What is expected: Gather every line of the data that contains the string "cmmsqa", matching case exactly, and copy each one in full.
┄┄┄┄┄┄
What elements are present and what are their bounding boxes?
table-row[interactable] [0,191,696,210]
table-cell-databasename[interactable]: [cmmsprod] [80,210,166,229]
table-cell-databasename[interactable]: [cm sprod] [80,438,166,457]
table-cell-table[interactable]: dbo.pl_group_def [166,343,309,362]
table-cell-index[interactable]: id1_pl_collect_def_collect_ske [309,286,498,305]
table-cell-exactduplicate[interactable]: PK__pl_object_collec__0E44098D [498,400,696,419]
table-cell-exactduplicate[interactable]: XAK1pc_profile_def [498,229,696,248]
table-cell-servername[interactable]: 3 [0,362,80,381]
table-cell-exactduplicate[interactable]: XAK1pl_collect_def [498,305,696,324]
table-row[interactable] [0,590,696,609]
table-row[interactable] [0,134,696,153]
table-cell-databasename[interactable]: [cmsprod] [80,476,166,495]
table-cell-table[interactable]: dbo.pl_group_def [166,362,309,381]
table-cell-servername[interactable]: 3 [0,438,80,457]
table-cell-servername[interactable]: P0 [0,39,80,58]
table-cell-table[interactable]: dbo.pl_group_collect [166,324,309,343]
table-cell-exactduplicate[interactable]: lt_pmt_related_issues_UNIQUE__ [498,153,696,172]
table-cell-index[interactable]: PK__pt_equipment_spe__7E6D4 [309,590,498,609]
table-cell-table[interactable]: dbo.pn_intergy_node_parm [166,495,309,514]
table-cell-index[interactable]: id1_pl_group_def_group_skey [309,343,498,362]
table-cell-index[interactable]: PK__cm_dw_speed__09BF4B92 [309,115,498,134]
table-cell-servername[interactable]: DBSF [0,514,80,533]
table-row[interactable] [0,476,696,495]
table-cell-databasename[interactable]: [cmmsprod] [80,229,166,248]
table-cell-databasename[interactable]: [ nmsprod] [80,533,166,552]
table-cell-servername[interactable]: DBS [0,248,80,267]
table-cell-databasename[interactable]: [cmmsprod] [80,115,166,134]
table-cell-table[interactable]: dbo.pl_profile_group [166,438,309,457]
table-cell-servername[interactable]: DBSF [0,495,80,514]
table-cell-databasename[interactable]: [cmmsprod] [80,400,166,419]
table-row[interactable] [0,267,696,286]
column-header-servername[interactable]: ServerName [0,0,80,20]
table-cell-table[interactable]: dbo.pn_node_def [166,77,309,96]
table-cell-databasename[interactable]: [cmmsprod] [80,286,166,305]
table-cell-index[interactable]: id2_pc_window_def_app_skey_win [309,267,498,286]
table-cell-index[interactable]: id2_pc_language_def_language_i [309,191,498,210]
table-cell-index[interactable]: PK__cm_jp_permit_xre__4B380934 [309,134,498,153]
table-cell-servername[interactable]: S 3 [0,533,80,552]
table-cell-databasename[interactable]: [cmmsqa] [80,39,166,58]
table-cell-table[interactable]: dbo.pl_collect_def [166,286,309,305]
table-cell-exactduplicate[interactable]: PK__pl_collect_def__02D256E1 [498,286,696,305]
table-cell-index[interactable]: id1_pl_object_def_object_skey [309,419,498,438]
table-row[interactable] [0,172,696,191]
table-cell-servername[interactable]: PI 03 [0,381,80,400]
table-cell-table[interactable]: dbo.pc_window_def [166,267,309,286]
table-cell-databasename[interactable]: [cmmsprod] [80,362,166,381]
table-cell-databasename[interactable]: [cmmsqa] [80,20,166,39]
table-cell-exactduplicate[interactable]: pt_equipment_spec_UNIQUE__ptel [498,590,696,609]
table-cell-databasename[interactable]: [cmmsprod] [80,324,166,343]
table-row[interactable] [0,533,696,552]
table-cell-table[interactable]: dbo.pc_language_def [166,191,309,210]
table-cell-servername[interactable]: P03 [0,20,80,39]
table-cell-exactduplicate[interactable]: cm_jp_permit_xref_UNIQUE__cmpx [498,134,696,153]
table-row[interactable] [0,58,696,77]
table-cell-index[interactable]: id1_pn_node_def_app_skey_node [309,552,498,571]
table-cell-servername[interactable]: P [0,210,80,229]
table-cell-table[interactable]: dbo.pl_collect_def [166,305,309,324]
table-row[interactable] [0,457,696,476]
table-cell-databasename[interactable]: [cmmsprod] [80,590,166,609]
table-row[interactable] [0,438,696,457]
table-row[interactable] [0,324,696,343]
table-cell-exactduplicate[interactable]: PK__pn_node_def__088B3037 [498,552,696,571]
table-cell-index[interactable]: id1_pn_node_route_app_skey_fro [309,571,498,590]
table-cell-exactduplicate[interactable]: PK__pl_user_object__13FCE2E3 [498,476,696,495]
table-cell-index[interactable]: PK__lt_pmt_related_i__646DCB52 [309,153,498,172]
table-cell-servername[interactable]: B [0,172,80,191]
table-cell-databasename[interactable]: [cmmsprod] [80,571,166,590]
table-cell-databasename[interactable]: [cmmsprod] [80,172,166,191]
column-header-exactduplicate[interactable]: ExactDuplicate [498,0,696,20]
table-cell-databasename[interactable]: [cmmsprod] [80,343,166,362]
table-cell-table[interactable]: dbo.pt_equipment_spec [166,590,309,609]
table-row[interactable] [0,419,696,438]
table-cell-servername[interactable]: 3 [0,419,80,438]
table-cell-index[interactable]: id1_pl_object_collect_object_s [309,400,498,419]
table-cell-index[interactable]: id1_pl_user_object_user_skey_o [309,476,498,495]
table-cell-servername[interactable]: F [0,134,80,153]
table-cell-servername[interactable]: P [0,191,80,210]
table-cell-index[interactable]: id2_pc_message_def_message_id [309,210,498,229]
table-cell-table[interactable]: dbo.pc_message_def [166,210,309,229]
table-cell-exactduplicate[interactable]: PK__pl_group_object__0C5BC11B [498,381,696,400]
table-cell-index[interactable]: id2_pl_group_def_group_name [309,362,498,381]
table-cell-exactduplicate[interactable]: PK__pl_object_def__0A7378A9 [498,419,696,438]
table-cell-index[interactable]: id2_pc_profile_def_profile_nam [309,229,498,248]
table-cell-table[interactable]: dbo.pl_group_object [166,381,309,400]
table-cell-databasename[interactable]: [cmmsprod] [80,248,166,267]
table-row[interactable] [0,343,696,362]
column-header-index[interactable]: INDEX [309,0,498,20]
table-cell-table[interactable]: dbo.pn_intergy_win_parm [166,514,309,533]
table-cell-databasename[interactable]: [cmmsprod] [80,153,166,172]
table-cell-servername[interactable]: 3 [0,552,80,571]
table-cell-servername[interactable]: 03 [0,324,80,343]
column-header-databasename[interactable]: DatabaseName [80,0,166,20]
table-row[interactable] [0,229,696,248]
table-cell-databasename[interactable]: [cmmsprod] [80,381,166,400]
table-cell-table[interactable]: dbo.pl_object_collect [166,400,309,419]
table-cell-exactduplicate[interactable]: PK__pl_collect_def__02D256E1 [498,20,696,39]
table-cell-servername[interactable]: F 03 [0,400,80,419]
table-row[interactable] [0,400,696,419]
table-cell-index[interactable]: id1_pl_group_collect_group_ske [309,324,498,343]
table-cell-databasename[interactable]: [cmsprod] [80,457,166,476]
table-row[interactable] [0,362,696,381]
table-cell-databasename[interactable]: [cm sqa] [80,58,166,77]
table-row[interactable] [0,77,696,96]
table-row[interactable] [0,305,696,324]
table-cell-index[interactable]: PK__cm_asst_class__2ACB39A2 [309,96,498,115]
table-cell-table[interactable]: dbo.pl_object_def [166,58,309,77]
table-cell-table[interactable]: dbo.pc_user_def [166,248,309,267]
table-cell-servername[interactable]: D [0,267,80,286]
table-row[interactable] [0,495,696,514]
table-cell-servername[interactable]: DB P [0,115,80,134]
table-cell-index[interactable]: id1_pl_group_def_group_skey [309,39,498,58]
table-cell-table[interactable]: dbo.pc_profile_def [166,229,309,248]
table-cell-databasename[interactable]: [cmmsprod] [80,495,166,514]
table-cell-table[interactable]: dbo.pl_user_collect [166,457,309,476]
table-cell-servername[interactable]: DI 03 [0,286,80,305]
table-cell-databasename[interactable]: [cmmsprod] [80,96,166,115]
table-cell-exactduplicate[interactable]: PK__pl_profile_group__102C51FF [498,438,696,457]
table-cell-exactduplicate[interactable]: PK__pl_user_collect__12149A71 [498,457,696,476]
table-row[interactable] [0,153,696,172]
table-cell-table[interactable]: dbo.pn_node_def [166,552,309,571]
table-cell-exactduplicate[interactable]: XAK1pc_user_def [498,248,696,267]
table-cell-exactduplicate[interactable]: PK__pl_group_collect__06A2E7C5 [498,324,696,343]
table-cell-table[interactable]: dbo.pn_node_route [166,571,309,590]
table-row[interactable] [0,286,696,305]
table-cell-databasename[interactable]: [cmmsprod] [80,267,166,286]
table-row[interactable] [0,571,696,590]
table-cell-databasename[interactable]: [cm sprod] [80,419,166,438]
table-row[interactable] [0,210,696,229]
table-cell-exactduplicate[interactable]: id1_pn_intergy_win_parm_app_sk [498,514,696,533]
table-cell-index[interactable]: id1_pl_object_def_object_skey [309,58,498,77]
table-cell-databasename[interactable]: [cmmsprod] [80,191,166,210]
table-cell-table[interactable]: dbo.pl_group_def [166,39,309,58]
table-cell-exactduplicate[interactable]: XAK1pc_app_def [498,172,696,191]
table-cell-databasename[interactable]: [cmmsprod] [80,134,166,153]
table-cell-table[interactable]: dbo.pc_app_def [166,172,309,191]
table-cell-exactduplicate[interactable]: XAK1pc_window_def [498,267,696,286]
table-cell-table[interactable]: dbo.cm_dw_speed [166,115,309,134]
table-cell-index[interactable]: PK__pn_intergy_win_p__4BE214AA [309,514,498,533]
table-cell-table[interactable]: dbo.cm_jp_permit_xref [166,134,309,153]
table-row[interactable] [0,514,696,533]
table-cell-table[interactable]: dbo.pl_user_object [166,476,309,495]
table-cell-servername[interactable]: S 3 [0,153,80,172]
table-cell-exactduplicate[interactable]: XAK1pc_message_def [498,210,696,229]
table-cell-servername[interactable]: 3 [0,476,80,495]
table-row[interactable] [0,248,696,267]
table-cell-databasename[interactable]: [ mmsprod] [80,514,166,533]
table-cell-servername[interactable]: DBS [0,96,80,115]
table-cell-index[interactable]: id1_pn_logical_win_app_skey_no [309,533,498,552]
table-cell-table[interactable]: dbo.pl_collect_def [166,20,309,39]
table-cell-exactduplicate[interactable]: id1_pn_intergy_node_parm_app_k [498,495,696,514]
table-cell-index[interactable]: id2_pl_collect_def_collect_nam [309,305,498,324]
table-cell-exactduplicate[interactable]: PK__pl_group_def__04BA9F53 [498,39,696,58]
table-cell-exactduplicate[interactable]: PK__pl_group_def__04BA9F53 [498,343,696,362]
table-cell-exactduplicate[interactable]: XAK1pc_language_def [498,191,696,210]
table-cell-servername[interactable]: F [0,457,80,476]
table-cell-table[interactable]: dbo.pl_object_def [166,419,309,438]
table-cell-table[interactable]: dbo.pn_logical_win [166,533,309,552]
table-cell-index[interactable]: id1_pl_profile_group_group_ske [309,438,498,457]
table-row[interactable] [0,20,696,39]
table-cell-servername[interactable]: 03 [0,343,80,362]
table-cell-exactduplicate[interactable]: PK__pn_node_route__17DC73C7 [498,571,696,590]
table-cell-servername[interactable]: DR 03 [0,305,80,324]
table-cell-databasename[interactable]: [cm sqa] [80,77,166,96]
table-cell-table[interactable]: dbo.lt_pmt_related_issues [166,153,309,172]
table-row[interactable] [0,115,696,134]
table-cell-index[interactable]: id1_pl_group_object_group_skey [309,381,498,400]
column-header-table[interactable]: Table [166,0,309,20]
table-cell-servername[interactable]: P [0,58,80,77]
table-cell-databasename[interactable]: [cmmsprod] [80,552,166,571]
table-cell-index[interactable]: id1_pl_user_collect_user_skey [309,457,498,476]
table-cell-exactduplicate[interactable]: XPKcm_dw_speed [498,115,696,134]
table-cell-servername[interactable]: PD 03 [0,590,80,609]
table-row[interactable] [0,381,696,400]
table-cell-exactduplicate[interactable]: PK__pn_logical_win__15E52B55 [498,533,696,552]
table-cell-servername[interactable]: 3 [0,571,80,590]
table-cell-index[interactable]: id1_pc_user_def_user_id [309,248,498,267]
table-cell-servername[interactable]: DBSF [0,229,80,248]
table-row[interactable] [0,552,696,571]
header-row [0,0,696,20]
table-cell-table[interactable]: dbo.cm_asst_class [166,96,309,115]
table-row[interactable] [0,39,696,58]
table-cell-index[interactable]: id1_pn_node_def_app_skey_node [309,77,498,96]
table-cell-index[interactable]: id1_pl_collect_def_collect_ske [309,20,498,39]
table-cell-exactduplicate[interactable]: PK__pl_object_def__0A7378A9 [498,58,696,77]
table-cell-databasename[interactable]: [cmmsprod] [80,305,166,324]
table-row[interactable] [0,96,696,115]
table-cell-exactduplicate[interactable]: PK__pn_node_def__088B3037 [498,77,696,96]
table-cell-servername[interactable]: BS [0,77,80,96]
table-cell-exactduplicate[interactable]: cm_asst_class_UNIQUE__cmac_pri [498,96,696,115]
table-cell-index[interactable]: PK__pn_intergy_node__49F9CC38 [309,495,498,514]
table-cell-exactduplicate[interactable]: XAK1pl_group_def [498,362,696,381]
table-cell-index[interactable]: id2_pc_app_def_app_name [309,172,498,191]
┄┄┄┄┄┄
Answer:
table-cell-databasename[interactable]: [cmmsqa] [80,39,166,58]
table-cell-databasename[interactable]: [cmmsqa] [80,20,166,39]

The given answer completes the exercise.